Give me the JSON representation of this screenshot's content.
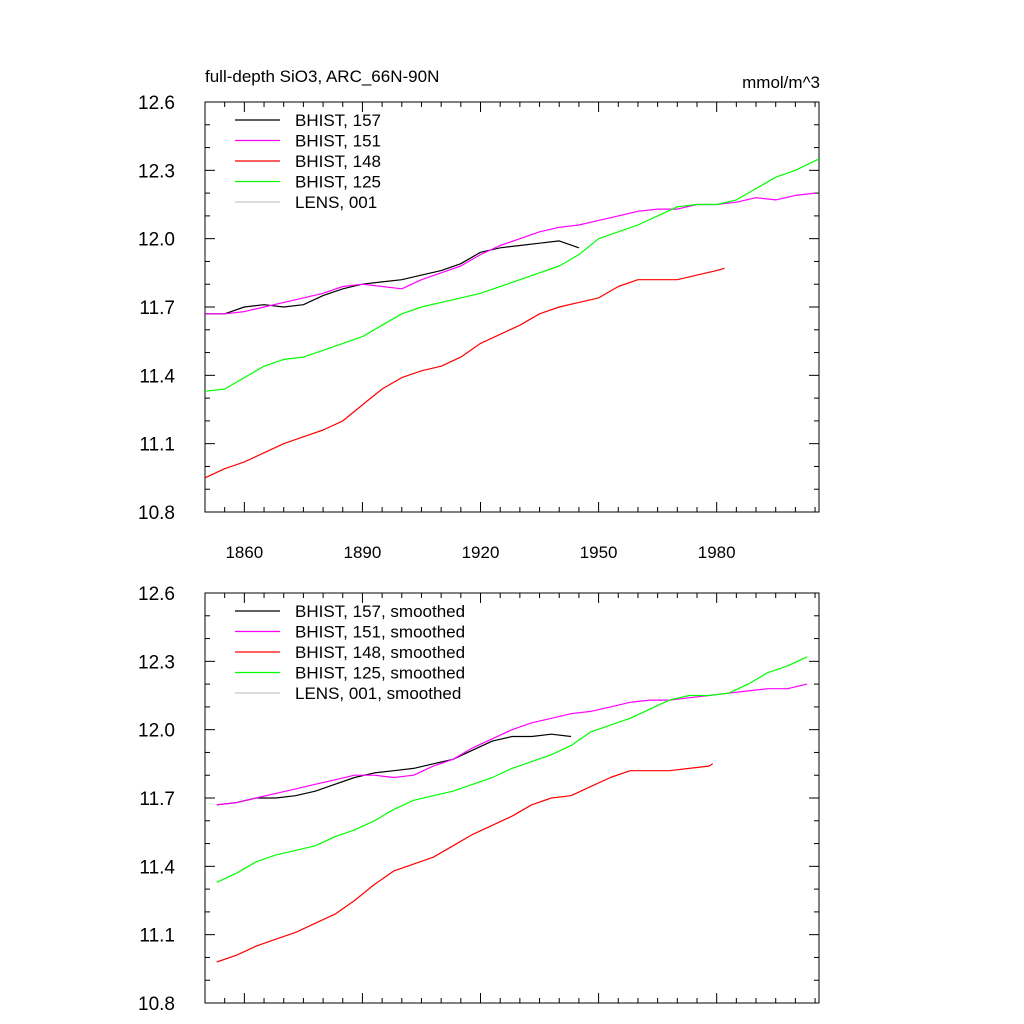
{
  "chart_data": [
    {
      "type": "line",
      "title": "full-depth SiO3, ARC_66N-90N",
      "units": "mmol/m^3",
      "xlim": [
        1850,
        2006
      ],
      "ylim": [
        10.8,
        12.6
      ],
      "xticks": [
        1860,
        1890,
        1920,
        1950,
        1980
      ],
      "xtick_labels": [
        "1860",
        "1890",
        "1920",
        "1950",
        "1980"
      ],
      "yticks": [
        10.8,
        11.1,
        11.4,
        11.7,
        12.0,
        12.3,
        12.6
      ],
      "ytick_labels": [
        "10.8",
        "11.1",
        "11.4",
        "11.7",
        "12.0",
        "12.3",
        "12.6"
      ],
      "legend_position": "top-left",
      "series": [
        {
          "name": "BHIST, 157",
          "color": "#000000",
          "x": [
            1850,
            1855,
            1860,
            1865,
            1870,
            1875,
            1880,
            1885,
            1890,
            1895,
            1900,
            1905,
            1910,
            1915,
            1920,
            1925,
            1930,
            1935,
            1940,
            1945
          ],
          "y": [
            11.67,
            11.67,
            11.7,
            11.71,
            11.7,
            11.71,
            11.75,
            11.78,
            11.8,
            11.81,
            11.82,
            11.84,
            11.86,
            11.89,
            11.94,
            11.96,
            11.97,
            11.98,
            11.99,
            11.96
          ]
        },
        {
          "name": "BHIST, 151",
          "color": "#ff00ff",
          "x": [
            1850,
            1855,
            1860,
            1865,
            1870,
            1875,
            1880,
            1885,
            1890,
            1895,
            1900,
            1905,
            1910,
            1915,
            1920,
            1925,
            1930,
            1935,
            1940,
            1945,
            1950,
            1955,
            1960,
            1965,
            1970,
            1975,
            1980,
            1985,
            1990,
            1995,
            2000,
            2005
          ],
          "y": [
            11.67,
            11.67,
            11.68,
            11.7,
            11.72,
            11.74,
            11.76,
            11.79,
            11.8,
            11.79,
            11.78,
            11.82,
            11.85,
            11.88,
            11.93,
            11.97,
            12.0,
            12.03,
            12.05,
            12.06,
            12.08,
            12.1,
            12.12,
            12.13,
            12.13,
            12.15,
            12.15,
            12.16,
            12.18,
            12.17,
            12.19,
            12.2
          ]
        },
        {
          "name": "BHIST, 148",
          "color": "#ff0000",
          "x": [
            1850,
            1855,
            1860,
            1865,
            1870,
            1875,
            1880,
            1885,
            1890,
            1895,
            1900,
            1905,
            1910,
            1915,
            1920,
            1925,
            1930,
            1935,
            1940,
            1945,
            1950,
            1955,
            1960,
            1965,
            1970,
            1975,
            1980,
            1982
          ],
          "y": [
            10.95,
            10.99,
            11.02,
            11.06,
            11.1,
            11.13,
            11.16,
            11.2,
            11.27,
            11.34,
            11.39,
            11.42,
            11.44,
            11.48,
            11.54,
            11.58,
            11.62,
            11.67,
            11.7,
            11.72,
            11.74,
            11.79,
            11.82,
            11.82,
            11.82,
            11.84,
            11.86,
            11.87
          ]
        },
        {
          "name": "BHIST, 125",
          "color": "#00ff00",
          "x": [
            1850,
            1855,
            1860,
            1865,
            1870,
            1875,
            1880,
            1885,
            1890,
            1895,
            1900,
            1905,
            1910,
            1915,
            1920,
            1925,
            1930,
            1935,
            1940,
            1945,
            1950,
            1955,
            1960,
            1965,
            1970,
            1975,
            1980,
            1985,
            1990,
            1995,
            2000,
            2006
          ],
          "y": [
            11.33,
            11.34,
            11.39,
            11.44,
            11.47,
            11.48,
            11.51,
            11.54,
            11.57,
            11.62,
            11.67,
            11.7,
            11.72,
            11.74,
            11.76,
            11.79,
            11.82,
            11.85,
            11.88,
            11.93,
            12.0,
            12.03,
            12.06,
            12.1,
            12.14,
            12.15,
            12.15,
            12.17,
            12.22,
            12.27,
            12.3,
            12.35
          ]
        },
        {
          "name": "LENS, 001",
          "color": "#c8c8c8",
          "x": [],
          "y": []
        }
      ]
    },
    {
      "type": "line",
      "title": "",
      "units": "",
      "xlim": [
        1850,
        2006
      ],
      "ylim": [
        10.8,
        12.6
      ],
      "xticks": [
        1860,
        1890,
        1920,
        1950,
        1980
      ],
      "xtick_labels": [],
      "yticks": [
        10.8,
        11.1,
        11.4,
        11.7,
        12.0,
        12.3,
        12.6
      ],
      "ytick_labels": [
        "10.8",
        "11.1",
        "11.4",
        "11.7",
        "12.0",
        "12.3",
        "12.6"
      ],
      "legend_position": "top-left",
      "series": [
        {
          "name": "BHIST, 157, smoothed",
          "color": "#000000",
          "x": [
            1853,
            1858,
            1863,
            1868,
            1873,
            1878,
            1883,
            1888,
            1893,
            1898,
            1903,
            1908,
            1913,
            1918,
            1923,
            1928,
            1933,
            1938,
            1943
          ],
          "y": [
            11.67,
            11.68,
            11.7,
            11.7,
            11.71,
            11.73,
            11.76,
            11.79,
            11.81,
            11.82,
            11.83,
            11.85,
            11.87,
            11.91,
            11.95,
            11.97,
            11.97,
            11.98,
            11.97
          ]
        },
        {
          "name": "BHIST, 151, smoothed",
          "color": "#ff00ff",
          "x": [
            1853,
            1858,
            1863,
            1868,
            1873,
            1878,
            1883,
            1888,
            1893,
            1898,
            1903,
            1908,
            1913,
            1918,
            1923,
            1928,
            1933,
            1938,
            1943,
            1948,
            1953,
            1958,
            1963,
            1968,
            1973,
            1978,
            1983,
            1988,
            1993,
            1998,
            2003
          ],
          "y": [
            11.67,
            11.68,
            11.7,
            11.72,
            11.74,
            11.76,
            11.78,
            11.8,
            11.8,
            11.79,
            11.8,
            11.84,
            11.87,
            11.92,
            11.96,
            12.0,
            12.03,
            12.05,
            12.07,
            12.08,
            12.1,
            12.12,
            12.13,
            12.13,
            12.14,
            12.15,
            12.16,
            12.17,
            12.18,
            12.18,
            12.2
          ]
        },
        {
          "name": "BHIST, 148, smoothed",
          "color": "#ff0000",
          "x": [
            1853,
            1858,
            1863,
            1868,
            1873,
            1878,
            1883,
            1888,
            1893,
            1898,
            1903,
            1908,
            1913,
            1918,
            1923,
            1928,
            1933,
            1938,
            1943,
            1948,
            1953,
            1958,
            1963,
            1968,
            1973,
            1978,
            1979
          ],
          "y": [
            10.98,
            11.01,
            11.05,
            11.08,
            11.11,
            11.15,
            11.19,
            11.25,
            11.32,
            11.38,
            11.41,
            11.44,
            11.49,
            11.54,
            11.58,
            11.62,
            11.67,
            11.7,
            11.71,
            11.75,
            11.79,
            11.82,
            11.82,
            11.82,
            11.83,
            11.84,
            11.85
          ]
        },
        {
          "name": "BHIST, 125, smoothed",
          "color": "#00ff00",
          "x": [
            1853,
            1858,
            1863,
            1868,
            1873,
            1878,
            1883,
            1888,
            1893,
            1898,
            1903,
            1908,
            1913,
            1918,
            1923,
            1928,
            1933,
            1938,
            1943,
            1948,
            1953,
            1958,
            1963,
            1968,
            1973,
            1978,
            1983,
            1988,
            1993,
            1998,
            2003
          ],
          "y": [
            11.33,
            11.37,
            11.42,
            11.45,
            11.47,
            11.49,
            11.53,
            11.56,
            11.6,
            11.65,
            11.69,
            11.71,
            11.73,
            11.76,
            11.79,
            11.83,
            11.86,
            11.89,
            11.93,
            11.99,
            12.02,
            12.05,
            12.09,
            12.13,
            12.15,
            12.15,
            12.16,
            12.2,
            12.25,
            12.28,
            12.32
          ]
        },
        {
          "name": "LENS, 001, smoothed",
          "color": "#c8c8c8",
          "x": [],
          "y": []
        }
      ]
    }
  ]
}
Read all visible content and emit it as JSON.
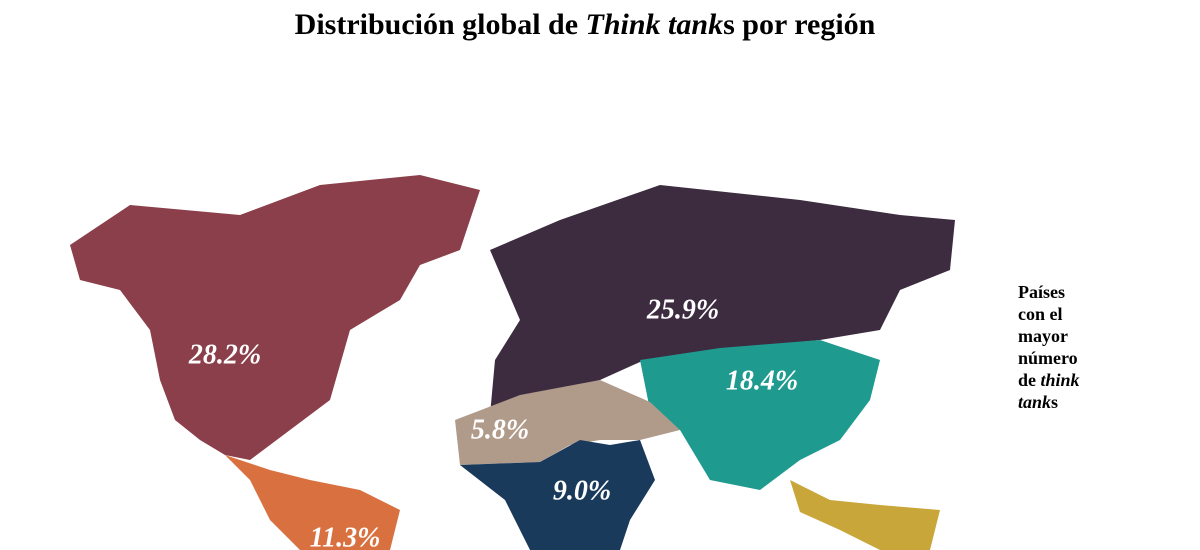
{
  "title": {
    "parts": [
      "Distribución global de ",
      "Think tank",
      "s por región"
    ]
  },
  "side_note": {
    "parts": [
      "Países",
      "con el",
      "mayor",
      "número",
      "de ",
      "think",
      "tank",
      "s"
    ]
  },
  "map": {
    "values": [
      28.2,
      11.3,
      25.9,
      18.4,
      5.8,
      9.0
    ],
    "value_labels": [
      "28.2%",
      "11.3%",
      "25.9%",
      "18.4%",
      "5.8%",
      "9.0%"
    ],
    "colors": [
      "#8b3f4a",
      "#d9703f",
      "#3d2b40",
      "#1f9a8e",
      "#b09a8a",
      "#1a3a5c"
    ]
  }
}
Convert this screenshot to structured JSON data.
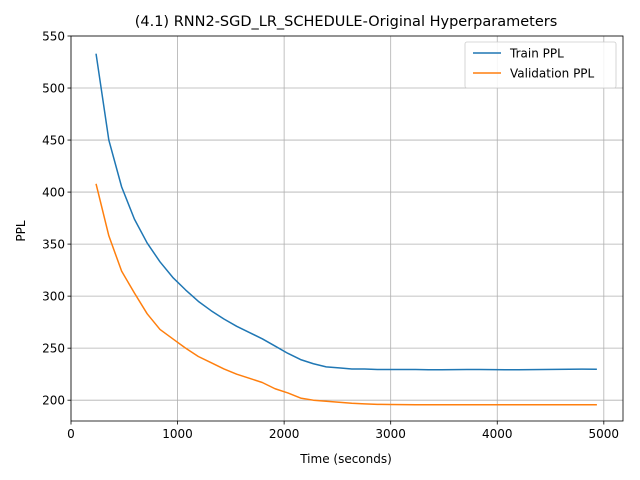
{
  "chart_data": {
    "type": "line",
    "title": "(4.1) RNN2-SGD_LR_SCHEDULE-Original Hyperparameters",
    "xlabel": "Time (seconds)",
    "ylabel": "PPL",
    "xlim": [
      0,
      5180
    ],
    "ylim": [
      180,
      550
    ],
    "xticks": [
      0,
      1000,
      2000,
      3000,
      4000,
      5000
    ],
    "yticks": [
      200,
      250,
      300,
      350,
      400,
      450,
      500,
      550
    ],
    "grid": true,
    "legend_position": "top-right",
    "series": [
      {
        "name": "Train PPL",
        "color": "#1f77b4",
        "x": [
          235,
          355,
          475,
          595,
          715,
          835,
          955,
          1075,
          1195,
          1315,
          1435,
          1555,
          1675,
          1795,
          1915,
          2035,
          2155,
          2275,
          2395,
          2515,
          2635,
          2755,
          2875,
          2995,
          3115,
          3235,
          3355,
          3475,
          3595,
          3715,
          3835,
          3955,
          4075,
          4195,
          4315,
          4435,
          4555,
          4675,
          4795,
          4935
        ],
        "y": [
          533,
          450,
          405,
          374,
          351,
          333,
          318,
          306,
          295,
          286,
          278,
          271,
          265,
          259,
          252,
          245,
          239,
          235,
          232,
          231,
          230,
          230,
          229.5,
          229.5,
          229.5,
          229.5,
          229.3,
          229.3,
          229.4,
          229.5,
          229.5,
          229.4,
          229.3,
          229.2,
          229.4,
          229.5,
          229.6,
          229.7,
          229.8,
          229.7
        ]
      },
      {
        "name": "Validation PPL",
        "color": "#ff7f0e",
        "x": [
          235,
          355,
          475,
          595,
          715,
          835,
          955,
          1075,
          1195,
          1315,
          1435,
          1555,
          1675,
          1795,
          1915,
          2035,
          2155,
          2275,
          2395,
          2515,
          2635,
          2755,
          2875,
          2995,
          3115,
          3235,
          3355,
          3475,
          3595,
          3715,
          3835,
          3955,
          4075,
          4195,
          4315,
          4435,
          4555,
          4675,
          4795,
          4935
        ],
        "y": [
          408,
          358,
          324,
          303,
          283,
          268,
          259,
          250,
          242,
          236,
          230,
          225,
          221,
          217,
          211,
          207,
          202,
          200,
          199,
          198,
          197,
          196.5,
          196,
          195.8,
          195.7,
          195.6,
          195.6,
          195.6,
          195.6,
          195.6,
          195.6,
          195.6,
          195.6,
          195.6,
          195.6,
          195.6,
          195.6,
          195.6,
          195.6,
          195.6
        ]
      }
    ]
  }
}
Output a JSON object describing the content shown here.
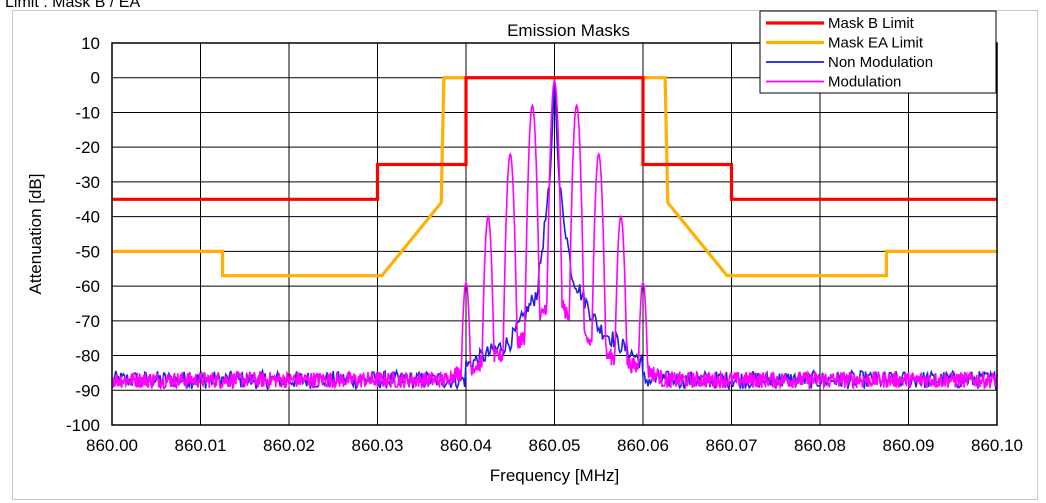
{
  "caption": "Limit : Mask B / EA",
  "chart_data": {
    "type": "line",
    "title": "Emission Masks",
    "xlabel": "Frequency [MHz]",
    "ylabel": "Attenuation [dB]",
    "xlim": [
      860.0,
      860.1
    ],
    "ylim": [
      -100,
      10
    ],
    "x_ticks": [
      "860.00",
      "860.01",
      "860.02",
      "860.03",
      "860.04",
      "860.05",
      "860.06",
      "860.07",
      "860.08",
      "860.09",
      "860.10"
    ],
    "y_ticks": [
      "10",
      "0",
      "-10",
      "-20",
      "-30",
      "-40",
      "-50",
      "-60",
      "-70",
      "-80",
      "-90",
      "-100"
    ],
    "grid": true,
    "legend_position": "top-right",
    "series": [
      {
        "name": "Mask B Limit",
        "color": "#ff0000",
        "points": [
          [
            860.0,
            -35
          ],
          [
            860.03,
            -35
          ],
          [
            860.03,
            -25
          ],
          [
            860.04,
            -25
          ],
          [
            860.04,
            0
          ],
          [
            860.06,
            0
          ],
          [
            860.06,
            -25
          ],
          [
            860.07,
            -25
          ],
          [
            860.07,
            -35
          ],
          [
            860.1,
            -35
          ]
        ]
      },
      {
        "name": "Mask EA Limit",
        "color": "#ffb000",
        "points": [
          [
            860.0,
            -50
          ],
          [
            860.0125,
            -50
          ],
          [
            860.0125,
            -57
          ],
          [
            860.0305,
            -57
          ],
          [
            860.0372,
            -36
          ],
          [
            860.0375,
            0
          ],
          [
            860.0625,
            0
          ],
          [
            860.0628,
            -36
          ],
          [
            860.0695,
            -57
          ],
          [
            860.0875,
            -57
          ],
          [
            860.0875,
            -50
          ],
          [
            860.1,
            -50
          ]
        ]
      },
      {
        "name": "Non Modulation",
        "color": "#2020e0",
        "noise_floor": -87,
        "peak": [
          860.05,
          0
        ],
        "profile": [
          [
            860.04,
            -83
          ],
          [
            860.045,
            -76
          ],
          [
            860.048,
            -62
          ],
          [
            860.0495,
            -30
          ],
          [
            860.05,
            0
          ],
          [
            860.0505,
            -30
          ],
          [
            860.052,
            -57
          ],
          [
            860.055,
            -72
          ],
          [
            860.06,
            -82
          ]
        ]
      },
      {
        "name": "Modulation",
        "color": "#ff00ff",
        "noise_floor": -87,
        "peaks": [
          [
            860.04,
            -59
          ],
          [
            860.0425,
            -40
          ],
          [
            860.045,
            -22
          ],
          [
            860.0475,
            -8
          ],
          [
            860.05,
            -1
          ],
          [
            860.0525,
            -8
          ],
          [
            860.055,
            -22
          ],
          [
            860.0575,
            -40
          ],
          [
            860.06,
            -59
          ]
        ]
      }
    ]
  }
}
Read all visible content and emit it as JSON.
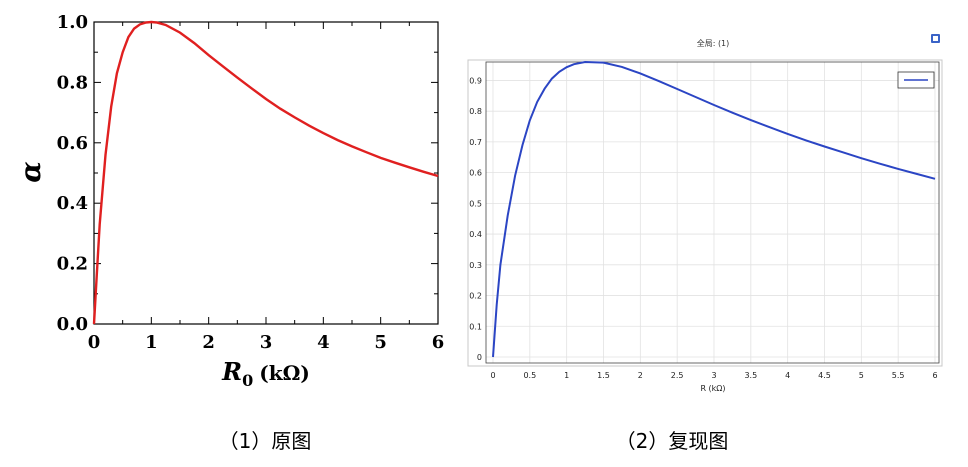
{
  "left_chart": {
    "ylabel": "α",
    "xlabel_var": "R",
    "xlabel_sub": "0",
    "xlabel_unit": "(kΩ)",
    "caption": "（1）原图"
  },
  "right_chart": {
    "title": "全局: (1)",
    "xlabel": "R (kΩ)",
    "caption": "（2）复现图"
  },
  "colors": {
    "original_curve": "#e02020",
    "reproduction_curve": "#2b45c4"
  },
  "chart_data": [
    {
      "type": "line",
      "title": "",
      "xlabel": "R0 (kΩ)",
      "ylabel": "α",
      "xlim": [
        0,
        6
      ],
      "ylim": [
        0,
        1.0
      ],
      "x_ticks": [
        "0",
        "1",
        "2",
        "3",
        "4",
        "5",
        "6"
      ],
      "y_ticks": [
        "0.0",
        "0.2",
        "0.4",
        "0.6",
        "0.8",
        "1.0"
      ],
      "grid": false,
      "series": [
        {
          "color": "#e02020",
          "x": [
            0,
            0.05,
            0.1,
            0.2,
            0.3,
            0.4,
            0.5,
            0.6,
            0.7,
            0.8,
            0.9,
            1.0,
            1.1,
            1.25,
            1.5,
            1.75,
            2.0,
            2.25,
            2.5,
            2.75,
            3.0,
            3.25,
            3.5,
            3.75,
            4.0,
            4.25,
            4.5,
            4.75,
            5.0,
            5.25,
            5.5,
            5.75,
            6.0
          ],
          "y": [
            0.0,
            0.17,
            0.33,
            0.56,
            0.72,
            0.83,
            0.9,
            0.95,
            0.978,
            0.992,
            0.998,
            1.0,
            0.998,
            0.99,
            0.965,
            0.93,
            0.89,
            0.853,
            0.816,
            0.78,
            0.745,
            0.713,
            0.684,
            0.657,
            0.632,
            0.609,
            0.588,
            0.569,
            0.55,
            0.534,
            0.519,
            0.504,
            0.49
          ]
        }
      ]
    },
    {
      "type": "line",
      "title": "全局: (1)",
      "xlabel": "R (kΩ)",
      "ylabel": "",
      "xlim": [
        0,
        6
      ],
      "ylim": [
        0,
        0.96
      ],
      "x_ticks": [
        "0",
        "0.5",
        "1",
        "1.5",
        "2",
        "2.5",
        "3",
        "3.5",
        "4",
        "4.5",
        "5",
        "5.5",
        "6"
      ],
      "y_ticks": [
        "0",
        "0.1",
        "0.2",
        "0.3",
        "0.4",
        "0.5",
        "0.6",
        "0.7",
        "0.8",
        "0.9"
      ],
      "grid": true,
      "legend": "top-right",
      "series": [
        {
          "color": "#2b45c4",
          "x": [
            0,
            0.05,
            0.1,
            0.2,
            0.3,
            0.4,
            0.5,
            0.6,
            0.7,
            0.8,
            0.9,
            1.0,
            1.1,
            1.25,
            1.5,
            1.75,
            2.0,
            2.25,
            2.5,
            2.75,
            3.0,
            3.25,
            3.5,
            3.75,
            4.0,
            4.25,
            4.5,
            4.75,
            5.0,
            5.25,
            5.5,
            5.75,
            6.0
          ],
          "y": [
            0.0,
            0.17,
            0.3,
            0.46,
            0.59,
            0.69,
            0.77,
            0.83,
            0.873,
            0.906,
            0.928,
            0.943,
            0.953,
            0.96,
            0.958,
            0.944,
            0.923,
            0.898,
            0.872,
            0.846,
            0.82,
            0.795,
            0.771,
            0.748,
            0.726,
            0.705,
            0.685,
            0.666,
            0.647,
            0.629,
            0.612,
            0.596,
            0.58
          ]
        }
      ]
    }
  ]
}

■ ■ ■ ■ ■ ■ ■

Exercise requirements → From the data, list each line in which the string "ylabel" appears.

Answer for the task →
    "ylabel": "PPL",
    "ylabel": "Attenuation [dB]",
    "ylabel": "α",
      "ylabel": "α",
      "ylabel": "",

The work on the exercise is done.